Aim:
Copy every line of the data that contains the string "illetve".
==================================================
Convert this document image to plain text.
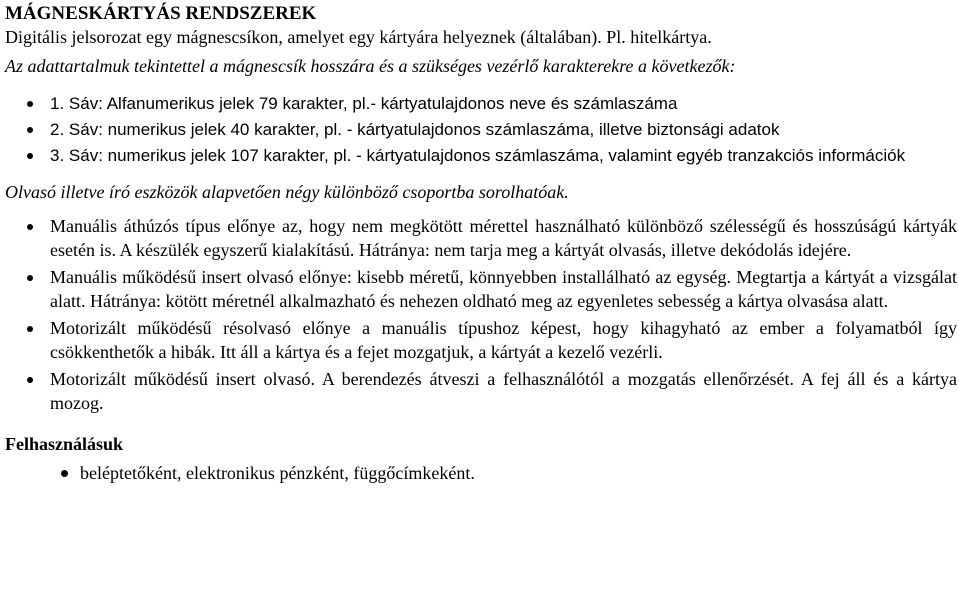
MÁGNESKÁRTYÁS RENDSZEREK

Digitális jelsorozat egy mágnescsíkon, amelyet egy kártyára helyeznek (általában). Pl. hitelkártya.

Az adattartalmuk tekintettel a mágnescsík hosszára és a szükséges vezérlő karakterekre a következők:

1. Sáv: Alfanumerikus jelek 79 karakter, pl.- kártyatulajdonos neve és számlaszáma
2. Sáv: numerikus jelek 40 karakter, pl. - kártyatulajdonos számlaszáma, illetve biztonsági adatok
3. Sáv: numerikus jelek 107 karakter, pl. - kártyatulajdonos számlaszáma, valamint egyéb tranzakciós információk

Olvasó illetve író eszközök alapvetően négy különböző csoportba sorolhatóak.

Manuális áthúzós típus előnye az, hogy nem megkötött mérettel használható különböző szélességű és hosszúságú kártyák esetén is. A készülék egyszerű kialakítású. Hátránya: nem tarja meg a kártyát olvasás, illetve dekódolás idejére.
Manuális működésű insert olvasó előnye: kisebb méretű, könnyebben installálható az egység. Megtartja a kártyát a vizsgálat alatt. Hátránya: kötött méretnél alkalmazható és nehezen oldható meg az egyenletes sebesség a kártya olvasása alatt.
Motorizált működésű résolvasó előnye a manuális típushoz képest, hogy kihagyható az ember a folyamatból így csökkenthetők a hibák. Itt áll a kártya és a fejet mozgatjuk, a kártyát a kezelő vezérli.
Motorizált működésű insert olvasó. A berendezés átveszi a felhasználótól a mozgatás ellenőrzését. A fej áll és a kártya mozog.
Felhasználásuk
beléptetőként, elektronikus pénzként, függőcímkeként.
==================================================
The response:
2. Sáv: numerikus jelek 40 karakter, pl. - kártyatulajdonos számlaszáma, illetve biztonsági adatok
Olvasó illetve író eszközök alapvetően négy különböző csoportba sorolhatóak.
Manuális áthúzós típus előnye az, hogy nem megkötött mérettel használható különböző szélességű és hosszúságú kártyák esetén is. A készülék egyszerű kialakítású. Hátránya: nem tarja meg a kártyát olvasás, illetve dekódolás idejére.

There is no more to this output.